▶ PROBLEM DETAILS:
Copy down every line where the string "handzsárja" shows up.

▶ GIVEN RECORDS:

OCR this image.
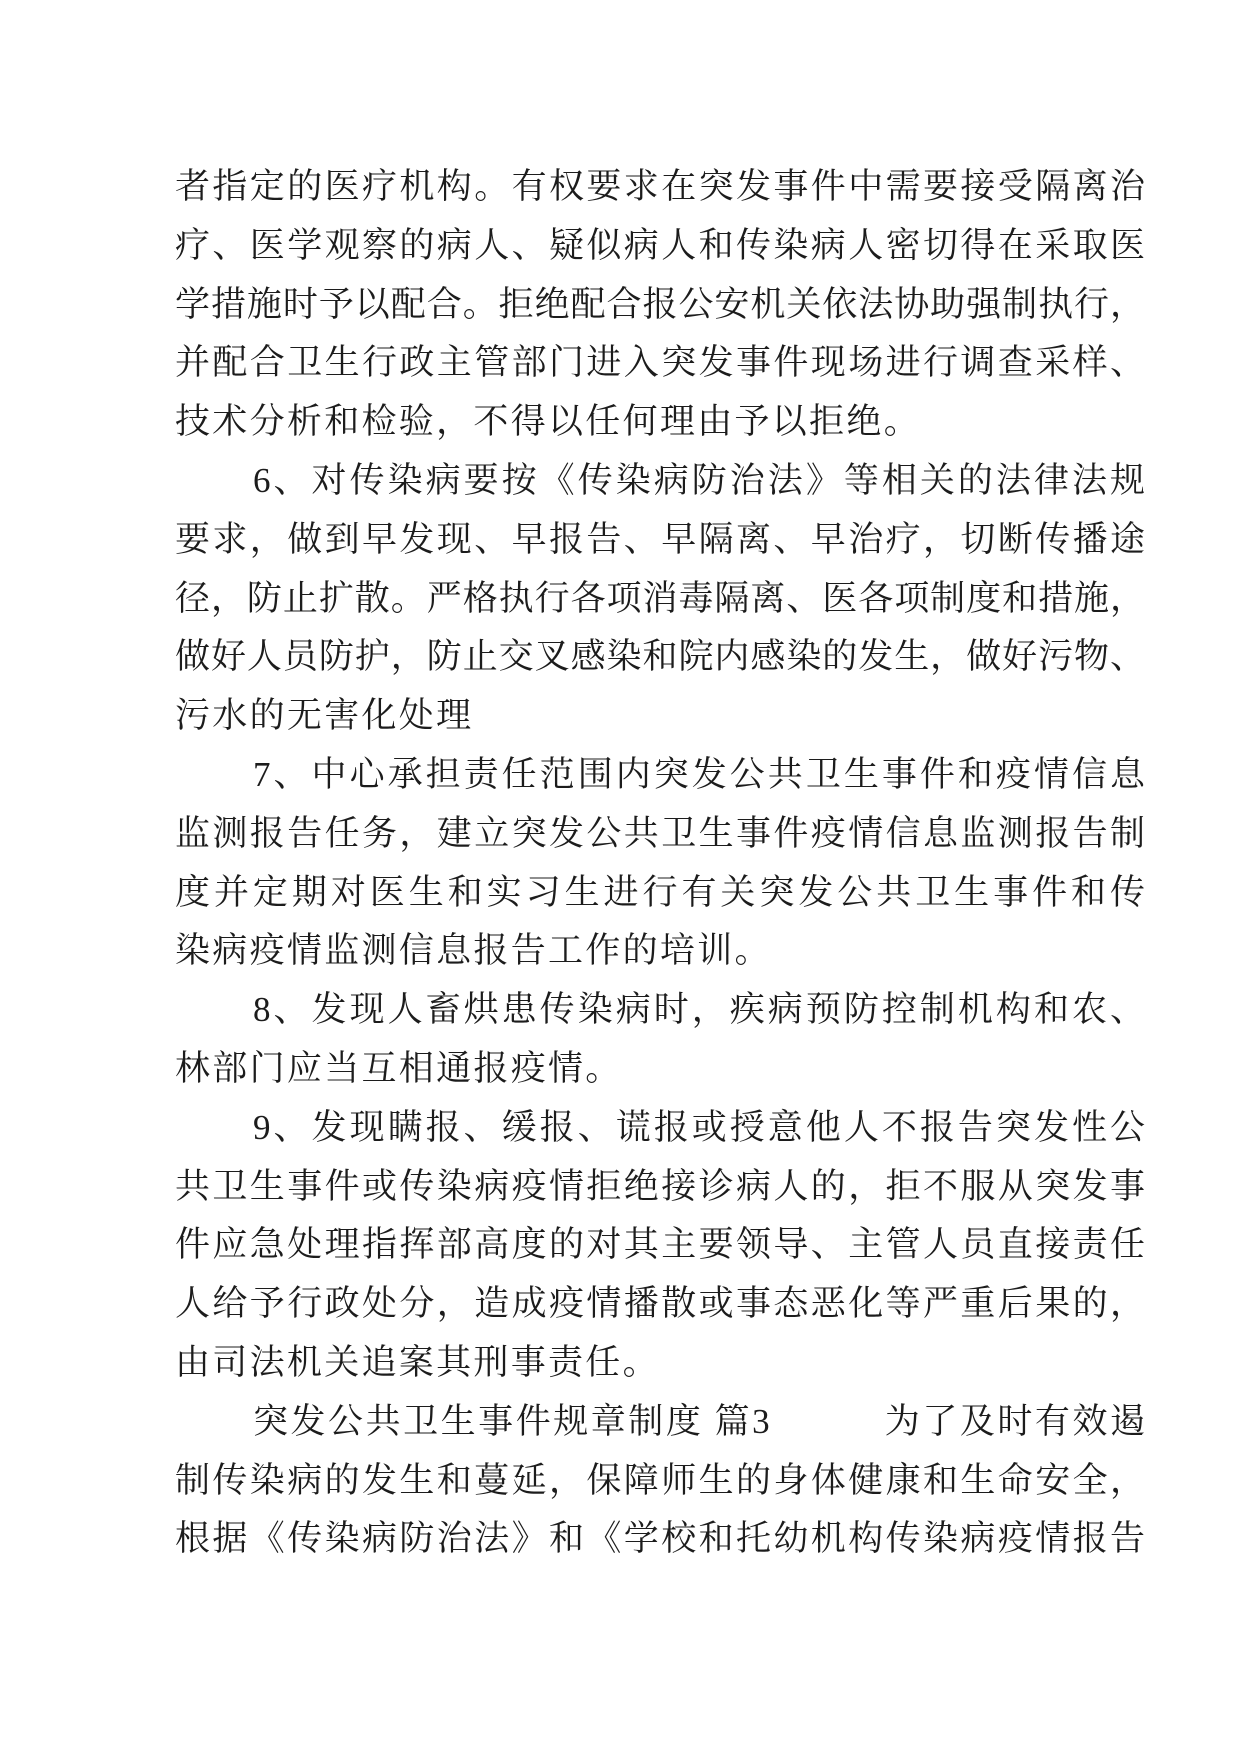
者指定的医疗机构。有权要求在突发事件中需要接受隔离治

疗、医学观察的病人、疑似病人和传染病人密切得在采取医

学措施时予以配合。拒绝配合报公安机关依法协助强制执行，

并配合卫生行政主管部门进入突发事件现场进行调查采样、

技术分析和检验，不得以任何理由予以拒绝。

6、对传染病要按《传染病防治法》等相关的法律法规

要求，做到早发现、早报告、早隔离、早治疗，切断传播途

径，防止扩散。严格执行各项消毒隔离、医各项制度和措施，

做好人员防护，防止交叉感染和院内感染的发生，做好污物、

污水的无害化处理

7、中心承担责任范围内突发公共卫生事件和疫情信息

监测报告任务，建立突发公共卫生事件疫情信息监测报告制

度并定期对医生和实习生进行有关突发公共卫生事件和传

染病疫情监测信息报告工作的培训。

8、发现人畜烘患传染病时，疾病预防控制机构和农、

林部门应当互相通报疫情。

9、发现瞒报、缓报、谎报或授意他人不报告突发性公

共卫生事件或传染病疫情拒绝接诊病人的，拒不服从突发事

件应急处理指挥部高度的对其主要领导、主管人员直接责任

人给予行政处分，造成疫情播散或事态恶化等严重后果的，

由司法机关追案其刑事责任。

突发公共卫生事件规章制度 篇3　　　为了及时有效遏

制传染病的发生和蔓延，保障师生的身体健康和生命安全，

根据《传染病防治法》和《学校和托幼机构传染病疫情报告
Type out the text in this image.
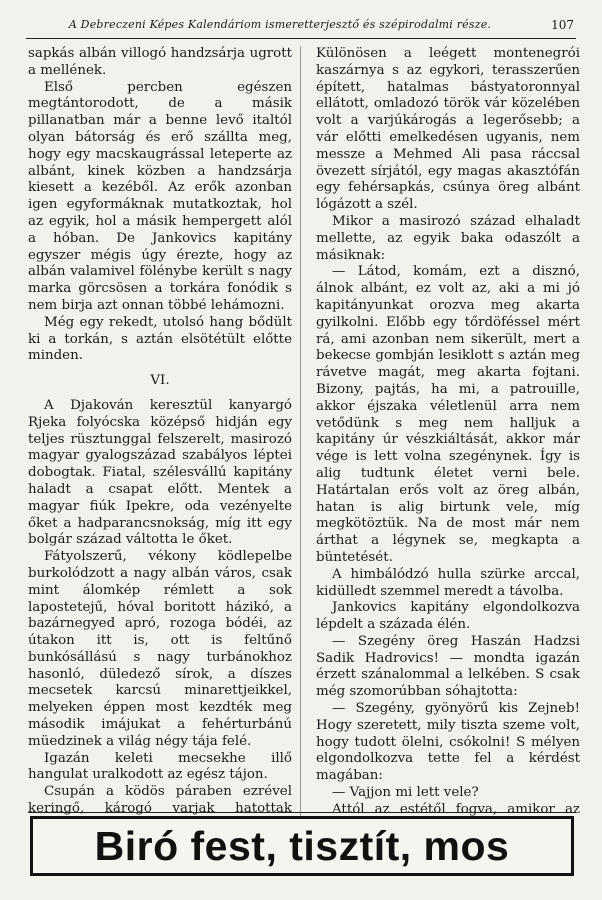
A Debreczeni Képes Kalendáriom ismeretterjesztő és szépirodalmi része.	107

sapkás albán villogó handzsárja ugrott a mellének.

Első percben egészen megtántorodott, de a másik pillanatban már a benne levő italtól olyan bátorság és erő szállta meg, hogy egy macskaugrással leteperte az albánt, kinek közben a handzsárja kiesett a kezéből. Az erők azonban igen egyformáknak mutatkoztak, hol az egyik, hol a másik hempergett alól a hóban. De Jankovics kapitány egyszer mégis úgy érezte, hogy az albán valamivel fölénybe került s nagy marka görcsösen a torkára fonódik s nem birja azt onnan többé lehámozni.

Még egy rekedt, utolsó hang bődült ki a torkán, s aztán elsötétült előtte minden.

VI.

A Djakován keresztül kanyargó Rjeka folyócska középső hidján egy teljes rüsztunggal felszerelt, masirozó magyar gyalogszázad szabályos léptei dobogtak. Fiatal, szélesvállú kapitány haladt a csapat előtt. Mentek a magyar fiúk Ipekre, oda vezényelte őket a hadparancsnokság, míg itt egy bolgár század váltotta le őket.

Fátyolszerű, vékony ködlepelbe burkolódzott a nagy albán város, csak mint álomkép rémlett a sok lapostetejű, hóval boritott házikó, a bazárnegyed apró, rozoga bódéi, az útakon itt is, ott is feltűnő bunkósállású s nagy turbánokhoz hasonló, düledező sírok, a díszes mecsetek karcsú minarettjeikkel, melyeken éppen most kezdték meg második imájukat a fehérturbánú müedzinek a világ négy tája felé.

Igazán keleti mecsekhe illő hangulat uralkodott az egész tájon.

Csupán a ködös páraben ezrével keringő, károgó varjak hatottak

Különösen a leégett montenegrói kaszárnya s az egykori, terasszerűen épített, hatalmas bástyatoronnyal ellátott, omladozó török vár közelében volt a varjúkárogás a legerősebb; a vár előtti emelkedésen ugyanis, nem messze a Mehmed Ali pasa ráccsal övezett sírjától, egy magas akasztófán egy fehérsapkás, csúnya öreg albánt lógázott a szél.

Mikor a masirozó század elhaladt mellette, az egyik baka odaszólt a másiknak:

— Látod, komám, ezt a disznó, álnok albánt, ez volt az, aki a mi jó kapitányunkat orozva meg akarta gyilkolni. Előbb egy tőrdöféssel mért rá, ami azonban nem sikerült, mert a bekecse gombján lesiklott s aztán meg rávetve magát, meg akarta fojtani. Bizony, pajtás, ha mi, a patrouille, akkor éjszaka véletlenül arra nem vetődünk s meg nem halljuk a kapitány úr vészkiáltását, akkor már vége is lett volna szegénynek. Így is alig tudtunk életet verni bele. Határtalan erős volt az öreg albán, hatan is alig birtunk vele, míg megkötöztük. Na de most már nem árthat a légynek se, megkapta a büntetését.

A himbálódzó hulla szürke arccal, kidülledt szemmel meredt a távolba.

Jankovics kapitány elgondolkozva lépdelt a százada élén.

— Szegény öreg Haszán Hadzsi Sadik Hadrovics! — mondta igazán érzett szánalommal a lelkében. S csak még szomorúbban sóhajtotta:

— Szegény, gyönyörű kis Zejneb! Hogy szeretett, mily tiszta szeme volt, hogy tudott ölelni, csókolni! S mélyen elgondolkozva tette fel a kérdést magában:

— Vajjon mi lett vele?

Attól az estétől fogva, amikor az

Biró fest, tisztít, mos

▶ SOLUTION:
sapkás albán villogó handzsárja ugrott a mellének.
Első percben egészen megtántorodott, de a másik pillanatban már a benne levő italtól olyan bátorság és erő szállta meg, hogy egy macskaugrással leteperte az albánt, kinek közben a handzsárja kiesett a kezéből. Az erők azonban igen egyformáknak mutatkoztak, hol az egyik, hol a másik hempergett alól a hóban. De Jankovics kapitány egyszer mégis úgy érezte, hogy az albán valamivel fölénybe került s nagy marka görcsösen a torkára fonódik s nem birja azt onnan többé lehámozni.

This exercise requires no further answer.